#### Problem requirements
Restate the whole listing exactly.

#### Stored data
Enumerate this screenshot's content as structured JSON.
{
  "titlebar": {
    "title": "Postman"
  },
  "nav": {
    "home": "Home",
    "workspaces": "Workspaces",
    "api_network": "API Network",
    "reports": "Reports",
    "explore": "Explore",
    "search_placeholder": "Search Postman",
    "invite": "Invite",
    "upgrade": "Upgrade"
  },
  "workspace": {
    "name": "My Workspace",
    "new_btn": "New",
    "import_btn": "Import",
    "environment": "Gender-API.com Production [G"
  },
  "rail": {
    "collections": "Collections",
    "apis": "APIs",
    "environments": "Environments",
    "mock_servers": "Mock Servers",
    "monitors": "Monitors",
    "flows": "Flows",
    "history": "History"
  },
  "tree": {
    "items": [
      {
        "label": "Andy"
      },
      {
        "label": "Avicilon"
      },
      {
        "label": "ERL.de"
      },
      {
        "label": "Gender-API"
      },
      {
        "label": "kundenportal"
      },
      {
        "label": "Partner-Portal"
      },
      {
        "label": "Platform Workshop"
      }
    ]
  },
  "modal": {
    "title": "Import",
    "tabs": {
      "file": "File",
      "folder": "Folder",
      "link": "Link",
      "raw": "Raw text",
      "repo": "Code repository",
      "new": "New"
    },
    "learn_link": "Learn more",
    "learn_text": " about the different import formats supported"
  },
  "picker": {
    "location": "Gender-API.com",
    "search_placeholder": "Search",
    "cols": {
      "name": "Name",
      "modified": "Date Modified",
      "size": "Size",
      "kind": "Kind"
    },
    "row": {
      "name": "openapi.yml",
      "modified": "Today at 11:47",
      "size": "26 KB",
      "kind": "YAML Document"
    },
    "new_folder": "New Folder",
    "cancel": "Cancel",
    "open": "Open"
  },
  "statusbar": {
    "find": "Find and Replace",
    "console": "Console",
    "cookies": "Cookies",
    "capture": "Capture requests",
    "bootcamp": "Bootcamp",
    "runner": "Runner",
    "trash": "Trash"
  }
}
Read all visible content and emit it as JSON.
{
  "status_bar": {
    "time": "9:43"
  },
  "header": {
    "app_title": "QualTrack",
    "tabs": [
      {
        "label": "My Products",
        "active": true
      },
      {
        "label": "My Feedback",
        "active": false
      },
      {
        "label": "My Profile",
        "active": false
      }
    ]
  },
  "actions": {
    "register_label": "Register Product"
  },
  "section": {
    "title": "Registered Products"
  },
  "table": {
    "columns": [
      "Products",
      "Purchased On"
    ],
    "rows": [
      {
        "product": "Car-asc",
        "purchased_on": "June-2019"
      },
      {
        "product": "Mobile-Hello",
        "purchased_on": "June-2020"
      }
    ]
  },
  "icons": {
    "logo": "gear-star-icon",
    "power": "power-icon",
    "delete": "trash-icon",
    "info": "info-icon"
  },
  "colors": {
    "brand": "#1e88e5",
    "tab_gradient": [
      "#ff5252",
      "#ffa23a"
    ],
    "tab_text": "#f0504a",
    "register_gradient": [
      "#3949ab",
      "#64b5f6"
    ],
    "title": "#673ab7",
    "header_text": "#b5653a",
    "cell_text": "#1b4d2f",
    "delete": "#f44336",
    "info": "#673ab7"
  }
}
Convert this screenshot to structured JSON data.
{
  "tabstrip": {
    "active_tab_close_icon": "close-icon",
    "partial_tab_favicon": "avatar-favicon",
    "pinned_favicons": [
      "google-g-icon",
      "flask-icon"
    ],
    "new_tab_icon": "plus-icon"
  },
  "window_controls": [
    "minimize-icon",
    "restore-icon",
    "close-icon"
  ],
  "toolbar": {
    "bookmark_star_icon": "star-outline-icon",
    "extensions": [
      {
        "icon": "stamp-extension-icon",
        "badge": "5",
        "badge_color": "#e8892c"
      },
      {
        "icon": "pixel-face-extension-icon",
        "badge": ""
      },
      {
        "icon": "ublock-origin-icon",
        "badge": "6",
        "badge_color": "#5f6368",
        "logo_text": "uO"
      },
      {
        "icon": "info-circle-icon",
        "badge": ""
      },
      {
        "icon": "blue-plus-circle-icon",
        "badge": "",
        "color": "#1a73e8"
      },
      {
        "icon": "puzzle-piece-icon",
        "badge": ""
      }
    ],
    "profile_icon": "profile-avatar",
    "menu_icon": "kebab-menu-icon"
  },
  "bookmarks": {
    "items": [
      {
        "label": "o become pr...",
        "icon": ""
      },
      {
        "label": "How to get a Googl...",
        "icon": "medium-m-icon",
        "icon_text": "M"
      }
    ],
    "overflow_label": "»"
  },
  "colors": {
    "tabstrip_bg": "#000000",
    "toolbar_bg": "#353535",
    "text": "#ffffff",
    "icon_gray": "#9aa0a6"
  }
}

#### Solution for this exercise
Enumerate this screenshot's content as structured JSON.
{
  "titlebar": {
    "title": "Postman"
  },
  "nav": {
    "home": "Home",
    "workspaces": "Workspaces",
    "api_network": "API Network",
    "reports": "Reports",
    "explore": "Explore",
    "search_placeholder": "Search Postman",
    "invite": "Invite",
    "upgrade": "Upgrade"
  },
  "workspace": {
    "name": "My Workspace",
    "new_btn": "New",
    "import_btn": "Import",
    "environment": "Gender-API.com Production [G"
  },
  "rail": {
    "collections": "Collections",
    "apis": "APIs",
    "environments": "Environments",
    "mock_servers": "Mock Servers",
    "monitors": "Monitors",
    "flows": "Flows",
    "history": "History"
  },
  "tree": {
    "items": [
      {
        "label": "Andy"
      },
      {
        "label": "Avicilon"
      },
      {
        "label": "ERL.de"
      },
      {
        "label": "Gender-API"
      },
      {
        "label": "kundenportal"
      },
      {
        "label": "Partner-Portal"
      },
      {
        "label": "Platform Workshop"
      }
    ]
  },
  "modal": {
    "title": "Import",
    "tabs": {
      "file": "File",
      "folder": "Folder",
      "link": "Link",
      "raw": "Raw text",
      "repo": "Code repository",
      "new": "New"
    },
    "learn_link": "Learn more",
    "learn_text": " about the different import formats supported"
  },
  "picker": {
    "location": "Gender-API.com",
    "search_placeholder": "Search",
    "cols": {
      "name": "Name",
      "modified": "Date Modified",
      "size": "Size",
      "kind": "Kind"
    },
    "row": {
      "name": "openapi.yml",
      "modified": "Today at 11:47",
      "size": "26 KB",
      "kind": "YAML Document"
    },
    "new_folder": "New Folder",
    "cancel": "Cancel",
    "open": "Open"
  },
  "statusbar": {
    "find": "Find and Replace",
    "console": "Console",
    "cookies": "Cookies",
    "capture": "Capture requests",
    "bootcamp": "Bootcamp",
    "runner": "Runner",
    "trash": "Trash"
  }
}
Read all visible content and emit it as JSON.
{
  "status_bar": {
    "time": "9:43"
  },
  "header": {
    "app_title": "QualTrack",
    "tabs": [
      {
        "label": "My Products",
        "active": true
      },
      {
        "label": "My Feedback",
        "active": false
      },
      {
        "label": "My Profile",
        "active": false
      }
    ]
  },
  "actions": {
    "register_label": "Register Product"
  },
  "section": {
    "title": "Registered Products"
  },
  "table": {
    "columns": [
      "Products",
      "Purchased On"
    ],
    "rows": [
      {
        "product": "Car-asc",
        "purchased_on": "June-2019"
      },
      {
        "product": "Mobile-Hello",
        "purchased_on": "June-2020"
      }
    ]
  },
  "icons": {
    "logo": "gear-star-icon",
    "power": "power-icon",
    "delete": "trash-icon",
    "info": "info-icon"
  },
  "colors": {
    "brand": "#1e88e5",
    "tab_gradient": [
      "#ff5252",
      "#ffa23a"
    ],
    "tab_text": "#f0504a",
    "register_gradient": [
      "#3949ab",
      "#64b5f6"
    ],
    "title": "#673ab7",
    "header_text": "#b5653a",
    "cell_text": "#1b4d2f",
    "delete": "#f44336",
    "info": "#673ab7"
  }
}
Convert this screenshot to structured JSON data.
{
  "tabstrip": {
    "active_tab_close_icon": "close-icon",
    "partial_tab_favicon": "avatar-favicon",
    "pinned_favicons": [
      "google-g-icon",
      "flask-icon"
    ],
    "new_tab_icon": "plus-icon"
  },
  "window_controls": [
    "minimize-icon",
    "restore-icon",
    "close-icon"
  ],
  "toolbar": {
    "bookmark_star_icon": "star-outline-icon",
    "extensions": [
      {
        "icon": "stamp-extension-icon",
        "badge": "5",
        "badge_color": "#e8892c"
      },
      {
        "icon": "pixel-face-extension-icon",
        "badge": ""
      },
      {
        "icon": "ublock-origin-icon",
        "badge": "6",
        "badge_color": "#5f6368",
        "logo_text": "uO"
      },
      {
        "icon": "info-circle-icon",
        "badge": ""
      },
      {
        "icon": "blue-plus-circle-icon",
        "badge": "",
        "color": "#1a73e8"
      },
      {
        "icon": "puzzle-piece-icon",
        "badge": ""
      }
    ],
    "profile_icon": "profile-avatar",
    "menu_icon": "kebab-menu-icon"
  },
  "bookmarks": {
    "items": [
      {
        "label": "o become pr...",
        "icon": ""
      },
      {
        "label": "How to get a Googl...",
        "icon": "medium-m-icon",
        "icon_text": "M"
      }
    ],
    "overflow_label": "»"
  },
  "colors": {
    "tabstrip_bg": "#000000",
    "toolbar_bg": "#353535",
    "text": "#ffffff",
    "icon_gray": "#9aa0a6"
  }
}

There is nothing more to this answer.